[Layout element entries]
--

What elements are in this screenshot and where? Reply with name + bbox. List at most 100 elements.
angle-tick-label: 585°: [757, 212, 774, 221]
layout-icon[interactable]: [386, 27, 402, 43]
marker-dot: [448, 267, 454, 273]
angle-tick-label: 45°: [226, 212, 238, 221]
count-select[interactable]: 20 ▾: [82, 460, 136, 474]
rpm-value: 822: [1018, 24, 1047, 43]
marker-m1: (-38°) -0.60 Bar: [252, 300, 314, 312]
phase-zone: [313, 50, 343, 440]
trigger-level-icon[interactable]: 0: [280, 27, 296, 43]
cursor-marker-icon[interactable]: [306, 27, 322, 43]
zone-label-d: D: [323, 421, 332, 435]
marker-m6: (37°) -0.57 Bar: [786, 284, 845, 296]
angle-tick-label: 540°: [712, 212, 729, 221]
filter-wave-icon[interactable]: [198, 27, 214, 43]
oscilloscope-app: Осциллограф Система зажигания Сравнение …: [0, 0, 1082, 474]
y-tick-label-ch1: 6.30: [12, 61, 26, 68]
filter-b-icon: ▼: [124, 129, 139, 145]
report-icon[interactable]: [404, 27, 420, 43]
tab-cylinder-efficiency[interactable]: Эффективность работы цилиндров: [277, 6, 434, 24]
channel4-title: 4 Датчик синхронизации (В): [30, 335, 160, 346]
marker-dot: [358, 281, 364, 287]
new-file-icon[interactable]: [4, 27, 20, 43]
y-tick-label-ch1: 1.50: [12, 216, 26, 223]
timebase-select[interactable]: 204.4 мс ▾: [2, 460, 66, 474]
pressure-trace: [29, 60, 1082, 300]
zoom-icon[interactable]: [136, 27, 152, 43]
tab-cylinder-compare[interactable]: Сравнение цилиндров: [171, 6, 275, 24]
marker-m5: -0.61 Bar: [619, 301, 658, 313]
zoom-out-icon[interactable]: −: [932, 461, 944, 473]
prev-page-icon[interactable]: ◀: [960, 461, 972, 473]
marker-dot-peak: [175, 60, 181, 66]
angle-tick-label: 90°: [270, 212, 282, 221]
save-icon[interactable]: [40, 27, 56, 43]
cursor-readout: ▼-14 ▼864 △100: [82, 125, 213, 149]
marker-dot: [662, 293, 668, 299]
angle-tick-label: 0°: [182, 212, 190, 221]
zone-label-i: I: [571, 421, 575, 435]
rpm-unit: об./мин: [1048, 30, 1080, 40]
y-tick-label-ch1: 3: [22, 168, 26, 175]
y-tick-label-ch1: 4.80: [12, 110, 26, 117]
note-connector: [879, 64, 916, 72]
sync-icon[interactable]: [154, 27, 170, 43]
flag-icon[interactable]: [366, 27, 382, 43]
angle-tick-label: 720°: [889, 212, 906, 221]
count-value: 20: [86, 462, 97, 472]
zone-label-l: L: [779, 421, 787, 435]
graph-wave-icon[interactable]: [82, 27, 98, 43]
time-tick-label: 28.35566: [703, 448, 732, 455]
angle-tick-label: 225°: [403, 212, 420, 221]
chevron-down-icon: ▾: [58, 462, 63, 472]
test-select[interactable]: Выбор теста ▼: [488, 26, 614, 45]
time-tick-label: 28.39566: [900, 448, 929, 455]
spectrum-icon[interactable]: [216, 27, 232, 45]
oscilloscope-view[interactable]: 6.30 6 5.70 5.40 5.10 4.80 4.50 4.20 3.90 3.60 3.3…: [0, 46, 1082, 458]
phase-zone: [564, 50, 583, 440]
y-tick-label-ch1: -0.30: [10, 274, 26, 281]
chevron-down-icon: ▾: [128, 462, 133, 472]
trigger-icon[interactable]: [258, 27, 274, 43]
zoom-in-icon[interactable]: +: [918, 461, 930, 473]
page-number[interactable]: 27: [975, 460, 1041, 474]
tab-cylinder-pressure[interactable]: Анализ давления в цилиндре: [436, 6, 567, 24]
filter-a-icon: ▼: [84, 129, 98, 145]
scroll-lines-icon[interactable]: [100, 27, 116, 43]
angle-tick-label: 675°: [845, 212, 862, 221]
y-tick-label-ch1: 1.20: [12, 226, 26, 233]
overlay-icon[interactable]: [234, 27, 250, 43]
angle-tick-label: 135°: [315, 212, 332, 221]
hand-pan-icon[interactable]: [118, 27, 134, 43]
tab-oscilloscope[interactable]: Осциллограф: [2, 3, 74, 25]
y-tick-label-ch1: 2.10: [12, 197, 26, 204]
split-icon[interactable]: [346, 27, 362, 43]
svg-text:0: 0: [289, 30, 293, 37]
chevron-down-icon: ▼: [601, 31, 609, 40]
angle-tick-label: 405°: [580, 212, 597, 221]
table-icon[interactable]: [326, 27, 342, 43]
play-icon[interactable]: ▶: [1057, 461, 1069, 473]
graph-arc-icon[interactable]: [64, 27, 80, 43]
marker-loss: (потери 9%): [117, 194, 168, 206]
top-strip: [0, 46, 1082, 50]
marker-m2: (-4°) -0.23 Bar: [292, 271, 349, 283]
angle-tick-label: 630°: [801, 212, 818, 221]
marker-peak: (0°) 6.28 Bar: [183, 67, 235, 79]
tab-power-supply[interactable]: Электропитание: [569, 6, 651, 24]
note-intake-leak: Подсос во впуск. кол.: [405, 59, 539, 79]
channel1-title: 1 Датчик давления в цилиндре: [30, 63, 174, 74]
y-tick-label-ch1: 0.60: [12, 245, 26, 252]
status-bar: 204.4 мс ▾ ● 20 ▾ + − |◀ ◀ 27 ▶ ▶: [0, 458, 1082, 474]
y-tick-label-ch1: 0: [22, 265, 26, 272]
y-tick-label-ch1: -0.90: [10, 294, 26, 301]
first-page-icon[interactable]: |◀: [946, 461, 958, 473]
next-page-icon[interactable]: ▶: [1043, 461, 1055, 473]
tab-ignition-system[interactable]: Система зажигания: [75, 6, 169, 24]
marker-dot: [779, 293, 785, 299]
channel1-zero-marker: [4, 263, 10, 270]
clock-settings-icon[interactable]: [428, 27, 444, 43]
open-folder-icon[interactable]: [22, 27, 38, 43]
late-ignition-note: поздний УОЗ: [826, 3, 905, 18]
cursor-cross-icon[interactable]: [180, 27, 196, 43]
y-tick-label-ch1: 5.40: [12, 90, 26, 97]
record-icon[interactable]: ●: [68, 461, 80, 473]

--

◆ Direction: Please update the material by replacing every instance of "angle-tick-label" with "angle-axis-label" and leaving everything else unchanged.

◆ The reply:
What elements are in this screenshot and where? Reply with name + bbox. List at most 100 elements.
angle-axis-label: 585°: [757, 212, 774, 221]
layout-icon[interactable]: [386, 27, 402, 43]
marker-dot: [448, 267, 454, 273]
angle-axis-label: 45°: [226, 212, 238, 221]
count-select[interactable]: 20 ▾: [82, 460, 136, 474]
rpm-value: 822: [1018, 24, 1047, 43]
marker-m1: (-38°) -0.60 Bar: [252, 300, 314, 312]
phase-zone: [313, 50, 343, 440]
trigger-level-icon[interactable]: 0: [280, 27, 296, 43]
cursor-marker-icon[interactable]: [306, 27, 322, 43]
zone-label-d: D: [323, 421, 332, 435]
marker-m6: (37°) -0.57 Bar: [786, 284, 845, 296]
angle-axis-label: 540°: [712, 212, 729, 221]
filter-wave-icon[interactable]: [198, 27, 214, 43]
oscilloscope-app: Осциллограф Система зажигания Сравнение …: [0, 0, 1082, 474]
y-tick-label-ch1: 6.30: [12, 61, 26, 68]
filter-b-icon: ▼: [124, 129, 139, 145]
report-icon[interactable]: [404, 27, 420, 43]
tab-cylinder-efficiency[interactable]: Эффективность работы цилиндров: [277, 6, 434, 24]
channel4-title: 4 Датчик синхронизации (В): [30, 335, 160, 346]
marker-dot: [358, 281, 364, 287]
new-file-icon[interactable]: [4, 27, 20, 43]
y-tick-label-ch1: 1.50: [12, 216, 26, 223]
timebase-select[interactable]: 204.4 мс ▾: [2, 460, 66, 474]
pressure-trace: [29, 60, 1082, 300]
zoom-icon[interactable]: [136, 27, 152, 43]
tab-cylinder-compare[interactable]: Сравнение цилиндров: [171, 6, 275, 24]
marker-m5: -0.61 Bar: [619, 301, 658, 313]
zoom-out-icon[interactable]: −: [932, 461, 944, 473]
prev-page-icon[interactable]: ◀: [960, 461, 972, 473]
marker-dot-peak: [175, 60, 181, 66]
angle-axis-label: 90°: [270, 212, 282, 221]
save-icon[interactable]: [40, 27, 56, 43]
cursor-readout: ▼-14 ▼864 △100: [82, 125, 213, 149]
marker-dot: [662, 293, 668, 299]
angle-axis-label: 0°: [182, 212, 190, 221]
zone-label-i: I: [571, 421, 575, 435]
rpm-unit: об./мин: [1048, 30, 1080, 40]
y-tick-label-ch1: 3: [22, 168, 26, 175]
y-tick-label-ch1: 4.80: [12, 110, 26, 117]
note-connector: [879, 64, 916, 72]
sync-icon[interactable]: [154, 27, 170, 43]
flag-icon[interactable]: [366, 27, 382, 43]
angle-axis-label: 720°: [889, 212, 906, 221]
count-value: 20: [86, 462, 97, 472]
zone-label-l: L: [779, 421, 787, 435]
graph-wave-icon[interactable]: [82, 27, 98, 43]
time-tick-label: 28.35566: [703, 448, 732, 455]
angle-axis-label: 225°: [403, 212, 420, 221]
chevron-down-icon: ▾: [58, 462, 63, 472]
test-select[interactable]: Выбор теста ▼: [488, 26, 614, 45]
time-tick-label: 28.39566: [900, 448, 929, 455]
spectrum-icon[interactable]: [216, 27, 232, 45]
oscilloscope-view[interactable]: 6.30 6 5.70 5.40 5.10 4.80 4.50 4.20 3.90 3.60 3.3…: [0, 46, 1082, 458]
phase-zone: [564, 50, 583, 440]
y-tick-label-ch1: -0.30: [10, 274, 26, 281]
chevron-down-icon: ▾: [128, 462, 133, 472]
trigger-icon[interactable]: [258, 27, 274, 43]
zoom-in-icon[interactable]: +: [918, 461, 930, 473]
page-number[interactable]: 27: [975, 460, 1041, 474]
tab-cylinder-pressure[interactable]: Анализ давления в цилиндре: [436, 6, 567, 24]
filter-a-icon: ▼: [84, 129, 98, 145]
scroll-lines-icon[interactable]: [100, 27, 116, 43]
angle-axis-label: 675°: [845, 212, 862, 221]
y-tick-label-ch1: 1.20: [12, 226, 26, 233]
overlay-icon[interactable]: [234, 27, 250, 43]
angle-axis-label: 135°: [315, 212, 332, 221]
hand-pan-icon[interactable]: [118, 27, 134, 43]
tab-oscilloscope[interactable]: Осциллограф: [2, 3, 74, 25]
y-tick-label-ch1: 2.10: [12, 197, 26, 204]
split-icon[interactable]: [346, 27, 362, 43]
svg-text:0: 0: [289, 30, 293, 37]
chevron-down-icon: ▼: [601, 31, 609, 40]
angle-axis-label: 405°: [580, 212, 597, 221]
table-icon[interactable]: [326, 27, 342, 43]
play-icon[interactable]: ▶: [1057, 461, 1069, 473]
graph-arc-icon[interactable]: [64, 27, 80, 43]
marker-loss: (потери 9%): [117, 194, 168, 206]
top-strip: [0, 46, 1082, 50]
marker-m2: (-4°) -0.23 Bar: [292, 271, 349, 283]
angle-axis-label: 630°: [801, 212, 818, 221]
marker-peak: (0°) 6.28 Bar: [183, 67, 235, 79]
tab-power-supply[interactable]: Электропитание: [569, 6, 651, 24]
note-intake-leak: Подсос во впуск. кол.: [405, 59, 539, 79]
channel1-title: 1 Датчик давления в цилиндре: [30, 63, 174, 74]
y-tick-label-ch1: 0.60: [12, 245, 26, 252]
status-bar: 204.4 мс ▾ ● 20 ▾ + − |◀ ◀ 27 ▶ ▶: [0, 458, 1082, 474]
y-tick-label-ch1: 0: [22, 265, 26, 272]
y-tick-label-ch1: -0.90: [10, 294, 26, 301]
first-page-icon[interactable]: |◀: [946, 461, 958, 473]
next-page-icon[interactable]: ▶: [1043, 461, 1055, 473]
tab-ignition-system[interactable]: Система зажигания: [75, 6, 169, 24]
marker-dot: [779, 293, 785, 299]
channel1-zero-marker: [4, 263, 10, 270]
clock-settings-icon[interactable]: [428, 27, 444, 43]
open-folder-icon[interactable]: [22, 27, 38, 43]
late-ignition-note: поздний УОЗ: [826, 3, 905, 18]
cursor-cross-icon[interactable]: [180, 27, 196, 43]
y-tick-label-ch1: 5.40: [12, 90, 26, 97]
record-icon[interactable]: ●: [68, 461, 80, 473]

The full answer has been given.